WORK INSTRUCTIONS :: Set down the line that contains "What text is on this page?" and every line after it to the end of the entries, exactly as they stand and nothing more.

····················

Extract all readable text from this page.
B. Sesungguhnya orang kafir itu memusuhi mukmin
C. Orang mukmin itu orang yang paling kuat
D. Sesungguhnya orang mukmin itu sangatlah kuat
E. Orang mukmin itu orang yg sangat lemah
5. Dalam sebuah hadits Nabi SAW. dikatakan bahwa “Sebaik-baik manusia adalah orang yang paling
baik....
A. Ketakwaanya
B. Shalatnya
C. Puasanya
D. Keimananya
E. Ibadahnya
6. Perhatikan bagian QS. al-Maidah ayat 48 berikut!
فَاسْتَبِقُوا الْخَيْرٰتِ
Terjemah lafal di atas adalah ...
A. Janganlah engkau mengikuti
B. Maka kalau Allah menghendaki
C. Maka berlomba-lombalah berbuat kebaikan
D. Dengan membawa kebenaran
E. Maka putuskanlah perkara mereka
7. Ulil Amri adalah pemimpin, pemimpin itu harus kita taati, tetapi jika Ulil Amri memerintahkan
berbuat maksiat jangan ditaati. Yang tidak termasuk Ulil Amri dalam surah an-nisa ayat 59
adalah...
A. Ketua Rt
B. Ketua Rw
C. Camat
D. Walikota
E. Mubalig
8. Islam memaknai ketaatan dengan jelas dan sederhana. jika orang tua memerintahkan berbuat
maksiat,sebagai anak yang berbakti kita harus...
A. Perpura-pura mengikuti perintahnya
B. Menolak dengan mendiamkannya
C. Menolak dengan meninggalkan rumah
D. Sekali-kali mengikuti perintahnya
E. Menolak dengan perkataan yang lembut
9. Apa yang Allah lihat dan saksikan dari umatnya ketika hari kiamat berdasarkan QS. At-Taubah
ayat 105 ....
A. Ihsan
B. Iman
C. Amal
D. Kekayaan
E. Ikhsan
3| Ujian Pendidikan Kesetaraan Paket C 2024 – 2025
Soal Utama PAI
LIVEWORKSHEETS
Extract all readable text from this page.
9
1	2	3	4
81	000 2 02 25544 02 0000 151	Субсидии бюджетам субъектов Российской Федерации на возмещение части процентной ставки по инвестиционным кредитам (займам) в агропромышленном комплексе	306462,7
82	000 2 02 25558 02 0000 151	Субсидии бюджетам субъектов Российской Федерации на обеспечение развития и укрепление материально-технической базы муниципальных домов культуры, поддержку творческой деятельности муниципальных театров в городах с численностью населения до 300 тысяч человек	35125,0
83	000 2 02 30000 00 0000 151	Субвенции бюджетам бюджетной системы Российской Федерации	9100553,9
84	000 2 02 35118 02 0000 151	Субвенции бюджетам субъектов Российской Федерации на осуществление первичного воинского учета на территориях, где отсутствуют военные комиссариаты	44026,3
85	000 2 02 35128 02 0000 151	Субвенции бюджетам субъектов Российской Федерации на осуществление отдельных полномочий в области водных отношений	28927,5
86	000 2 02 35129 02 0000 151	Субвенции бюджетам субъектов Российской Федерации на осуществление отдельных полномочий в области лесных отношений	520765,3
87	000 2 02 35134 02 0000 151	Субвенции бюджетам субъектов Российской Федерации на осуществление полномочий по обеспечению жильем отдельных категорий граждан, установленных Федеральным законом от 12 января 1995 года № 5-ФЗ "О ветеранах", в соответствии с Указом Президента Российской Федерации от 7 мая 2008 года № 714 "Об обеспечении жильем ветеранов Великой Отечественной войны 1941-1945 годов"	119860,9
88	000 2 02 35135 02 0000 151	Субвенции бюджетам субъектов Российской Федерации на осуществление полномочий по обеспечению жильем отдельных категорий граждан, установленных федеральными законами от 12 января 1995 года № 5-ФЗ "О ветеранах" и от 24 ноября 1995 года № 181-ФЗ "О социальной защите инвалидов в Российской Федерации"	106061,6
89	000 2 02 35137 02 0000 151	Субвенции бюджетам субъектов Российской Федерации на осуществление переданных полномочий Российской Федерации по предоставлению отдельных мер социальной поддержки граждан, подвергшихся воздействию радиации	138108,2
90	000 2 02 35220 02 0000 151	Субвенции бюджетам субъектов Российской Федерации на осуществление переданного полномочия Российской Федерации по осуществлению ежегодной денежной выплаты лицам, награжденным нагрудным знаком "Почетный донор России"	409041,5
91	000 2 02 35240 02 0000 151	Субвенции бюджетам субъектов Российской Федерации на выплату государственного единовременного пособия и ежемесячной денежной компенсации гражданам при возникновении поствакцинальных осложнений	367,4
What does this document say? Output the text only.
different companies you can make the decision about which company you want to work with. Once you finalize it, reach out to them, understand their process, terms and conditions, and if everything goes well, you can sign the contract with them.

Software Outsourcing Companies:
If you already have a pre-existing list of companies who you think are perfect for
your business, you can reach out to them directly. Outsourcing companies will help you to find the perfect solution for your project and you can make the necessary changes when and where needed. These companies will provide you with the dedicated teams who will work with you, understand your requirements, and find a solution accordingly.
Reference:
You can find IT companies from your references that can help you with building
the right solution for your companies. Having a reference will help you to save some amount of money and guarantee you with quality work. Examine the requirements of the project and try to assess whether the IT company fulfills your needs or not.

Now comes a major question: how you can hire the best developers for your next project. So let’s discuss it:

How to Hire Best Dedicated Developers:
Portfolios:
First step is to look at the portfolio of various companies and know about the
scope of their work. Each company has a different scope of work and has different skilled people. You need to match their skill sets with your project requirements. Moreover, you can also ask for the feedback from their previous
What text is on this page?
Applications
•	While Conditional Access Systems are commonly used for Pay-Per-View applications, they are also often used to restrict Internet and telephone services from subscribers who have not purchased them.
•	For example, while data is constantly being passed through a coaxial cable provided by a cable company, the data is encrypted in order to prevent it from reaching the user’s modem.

····················

REPLY ::
What text is on this page?
Applications
•	While Conditional Access Systems are commonly used for Pay-Per-View applications, they are also often used to restrict Internet and telephone services from subscribers who have not purchased them.
•	For example, while data is constantly being passed through a coaxial cable provided by a cable company, the data is encrypted in order to prevent it from reaching the user’s modem.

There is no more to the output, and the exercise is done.